# Start of SUPPLIED RECORDS

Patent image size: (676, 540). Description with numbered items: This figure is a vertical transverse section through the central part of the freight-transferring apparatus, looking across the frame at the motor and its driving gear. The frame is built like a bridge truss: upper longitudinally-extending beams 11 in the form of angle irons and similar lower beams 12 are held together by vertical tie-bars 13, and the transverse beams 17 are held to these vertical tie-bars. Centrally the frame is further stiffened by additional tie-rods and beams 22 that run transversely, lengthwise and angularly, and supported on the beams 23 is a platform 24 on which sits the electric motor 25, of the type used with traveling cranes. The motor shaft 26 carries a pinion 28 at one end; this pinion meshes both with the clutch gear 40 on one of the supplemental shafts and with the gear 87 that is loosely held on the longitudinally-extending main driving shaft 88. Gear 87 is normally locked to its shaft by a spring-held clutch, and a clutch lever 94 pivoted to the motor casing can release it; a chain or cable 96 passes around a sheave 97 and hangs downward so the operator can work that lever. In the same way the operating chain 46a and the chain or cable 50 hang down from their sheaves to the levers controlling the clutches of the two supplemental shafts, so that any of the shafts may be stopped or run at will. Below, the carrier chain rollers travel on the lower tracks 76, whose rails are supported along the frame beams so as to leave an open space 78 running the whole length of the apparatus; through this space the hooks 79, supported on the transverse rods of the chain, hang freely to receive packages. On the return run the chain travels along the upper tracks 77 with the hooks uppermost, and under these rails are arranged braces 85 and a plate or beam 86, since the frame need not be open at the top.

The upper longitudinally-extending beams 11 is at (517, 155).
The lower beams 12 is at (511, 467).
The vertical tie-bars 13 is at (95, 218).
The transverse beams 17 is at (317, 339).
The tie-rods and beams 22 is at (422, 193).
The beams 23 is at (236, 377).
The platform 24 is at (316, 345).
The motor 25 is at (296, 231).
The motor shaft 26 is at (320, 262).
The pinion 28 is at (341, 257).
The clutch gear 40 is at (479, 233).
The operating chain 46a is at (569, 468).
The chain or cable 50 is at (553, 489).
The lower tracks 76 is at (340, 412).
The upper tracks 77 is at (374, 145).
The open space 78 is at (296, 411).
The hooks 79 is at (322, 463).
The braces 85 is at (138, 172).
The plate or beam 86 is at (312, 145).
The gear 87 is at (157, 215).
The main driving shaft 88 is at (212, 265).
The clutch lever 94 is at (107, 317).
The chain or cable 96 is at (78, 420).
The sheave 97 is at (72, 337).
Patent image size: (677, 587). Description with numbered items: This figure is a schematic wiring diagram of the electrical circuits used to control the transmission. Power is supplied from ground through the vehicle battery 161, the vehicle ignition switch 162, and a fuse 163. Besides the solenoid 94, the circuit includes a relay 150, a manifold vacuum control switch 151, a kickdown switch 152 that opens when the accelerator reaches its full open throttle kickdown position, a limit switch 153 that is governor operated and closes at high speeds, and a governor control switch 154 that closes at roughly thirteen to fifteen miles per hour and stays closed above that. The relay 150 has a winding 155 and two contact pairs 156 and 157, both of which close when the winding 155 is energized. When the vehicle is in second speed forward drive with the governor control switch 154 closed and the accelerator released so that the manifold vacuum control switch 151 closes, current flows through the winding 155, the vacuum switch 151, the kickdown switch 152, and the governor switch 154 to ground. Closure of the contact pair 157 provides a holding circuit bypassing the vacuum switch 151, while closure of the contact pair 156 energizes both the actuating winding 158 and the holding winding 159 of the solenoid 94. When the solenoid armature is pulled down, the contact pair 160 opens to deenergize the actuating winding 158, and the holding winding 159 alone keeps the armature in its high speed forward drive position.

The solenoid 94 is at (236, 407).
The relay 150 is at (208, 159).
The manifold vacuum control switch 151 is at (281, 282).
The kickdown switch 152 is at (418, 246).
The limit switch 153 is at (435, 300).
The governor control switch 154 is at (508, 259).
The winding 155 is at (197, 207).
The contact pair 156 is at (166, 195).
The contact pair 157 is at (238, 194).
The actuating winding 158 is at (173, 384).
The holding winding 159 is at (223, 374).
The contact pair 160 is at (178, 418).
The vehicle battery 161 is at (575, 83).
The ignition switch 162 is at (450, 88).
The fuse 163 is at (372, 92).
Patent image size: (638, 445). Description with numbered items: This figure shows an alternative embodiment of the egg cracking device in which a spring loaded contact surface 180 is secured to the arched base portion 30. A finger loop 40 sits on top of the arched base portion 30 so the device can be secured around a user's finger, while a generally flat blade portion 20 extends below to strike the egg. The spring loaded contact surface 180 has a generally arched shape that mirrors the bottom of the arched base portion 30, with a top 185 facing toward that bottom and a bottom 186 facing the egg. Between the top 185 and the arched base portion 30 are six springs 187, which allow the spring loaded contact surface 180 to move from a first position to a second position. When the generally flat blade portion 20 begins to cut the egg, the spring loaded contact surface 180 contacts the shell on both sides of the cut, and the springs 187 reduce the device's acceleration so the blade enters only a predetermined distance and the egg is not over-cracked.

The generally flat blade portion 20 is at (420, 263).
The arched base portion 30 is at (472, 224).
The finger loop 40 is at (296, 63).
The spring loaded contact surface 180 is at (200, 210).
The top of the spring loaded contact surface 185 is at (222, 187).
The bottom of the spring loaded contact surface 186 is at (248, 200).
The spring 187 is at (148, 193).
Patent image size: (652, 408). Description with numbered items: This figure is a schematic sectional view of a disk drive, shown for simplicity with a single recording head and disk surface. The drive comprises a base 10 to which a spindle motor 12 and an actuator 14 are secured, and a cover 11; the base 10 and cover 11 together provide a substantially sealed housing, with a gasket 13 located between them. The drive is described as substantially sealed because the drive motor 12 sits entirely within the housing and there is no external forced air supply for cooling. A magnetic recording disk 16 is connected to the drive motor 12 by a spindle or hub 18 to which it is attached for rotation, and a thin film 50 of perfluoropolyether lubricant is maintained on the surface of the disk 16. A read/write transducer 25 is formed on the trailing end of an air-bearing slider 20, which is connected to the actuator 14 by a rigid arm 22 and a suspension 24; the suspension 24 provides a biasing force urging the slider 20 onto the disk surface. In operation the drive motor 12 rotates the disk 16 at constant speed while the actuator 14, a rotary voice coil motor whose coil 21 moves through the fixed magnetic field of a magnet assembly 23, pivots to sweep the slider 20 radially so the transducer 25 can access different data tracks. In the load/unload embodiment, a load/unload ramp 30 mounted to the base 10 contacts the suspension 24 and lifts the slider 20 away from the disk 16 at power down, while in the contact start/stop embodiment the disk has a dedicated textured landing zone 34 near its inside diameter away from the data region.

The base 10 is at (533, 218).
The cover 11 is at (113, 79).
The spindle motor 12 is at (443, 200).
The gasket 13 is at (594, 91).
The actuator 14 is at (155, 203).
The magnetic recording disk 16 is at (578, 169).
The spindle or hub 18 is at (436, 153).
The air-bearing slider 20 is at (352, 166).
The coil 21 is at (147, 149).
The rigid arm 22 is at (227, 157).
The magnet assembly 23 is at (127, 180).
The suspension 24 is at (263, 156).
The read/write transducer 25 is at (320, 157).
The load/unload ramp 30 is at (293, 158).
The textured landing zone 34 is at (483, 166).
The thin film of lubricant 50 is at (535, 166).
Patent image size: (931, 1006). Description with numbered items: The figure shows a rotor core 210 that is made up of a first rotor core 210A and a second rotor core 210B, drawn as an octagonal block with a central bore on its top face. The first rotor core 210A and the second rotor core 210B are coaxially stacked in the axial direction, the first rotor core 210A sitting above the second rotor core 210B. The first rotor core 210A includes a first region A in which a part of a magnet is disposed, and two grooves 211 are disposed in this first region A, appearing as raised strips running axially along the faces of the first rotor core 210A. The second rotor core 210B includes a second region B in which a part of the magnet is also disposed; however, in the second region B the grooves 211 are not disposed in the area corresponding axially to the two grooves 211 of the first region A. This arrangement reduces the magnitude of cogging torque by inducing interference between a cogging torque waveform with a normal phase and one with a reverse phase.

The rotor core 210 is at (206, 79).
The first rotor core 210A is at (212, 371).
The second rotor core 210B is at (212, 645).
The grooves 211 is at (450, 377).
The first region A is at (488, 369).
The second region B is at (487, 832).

# End of SUPPLIED RECORDS

Number the lines from the start of the data through the line containing "The lower beams 12 is at (511, 467).", both included, as a list, and skip any blank lines.

▶ **OUTPUT**
1. Patent image size: (676, 540). Description with numbered items: This figure is a vertical transverse section through the central part of the freight-transferring apparatus, looking across the frame at the motor and its driving gear. The frame is built like a bridge truss: upper longitudinally-extending beams 11 in the form of angle irons and similar lower beams 12 are held together by vertical tie-bars 13, and the transverse beams 17 are held to these vertical tie-bars. Centrally the frame is further stiffened by additional tie-rods and beams 22 that run transversely, lengthwise and angularly, and supported on the beams 23 is a platform 24 on which sits the electric motor 25, of the type used with traveling cranes. The motor shaft 26 carries a pinion 28 at one end; this pinion meshes both with the clutch gear 40 on one of the supplemental shafts and with the gear 87 that is loosely held on the longitudinally-extending main driving shaft 88. Gear 87 is normally locked to its shaft by a spring-held clutch, and a clutch lever 94 pivoted to the motor casing can release it; a chain or cable 96 passes around a sheave 97 and hangs downward so the operator can work that lever. In the same way the operating chain 46a and the chain or cable 50 hang down from their sheaves to the levers controlling the clutches of the two supplemental shafts, so that any of the shafts may be stopped or run at will. Below, the carrier chain rollers travel on the lower tracks 76, whose rails are supported along the frame beams so as to leave an open space 78 running the whole length of the apparatus; through this space the hooks 79, supported on the transverse rods of the chain, hang freely to receive packages. On the return run the chain travels along the upper tracks 77 with the hooks uppermost, and under these rails are arranged braces 85 and a plate or beam 86, since the frame need not be open at the top.
2. The upper longitudinally-extending beams 11 is at (517, 155).
3. The lower beams 12 is at (511, 467).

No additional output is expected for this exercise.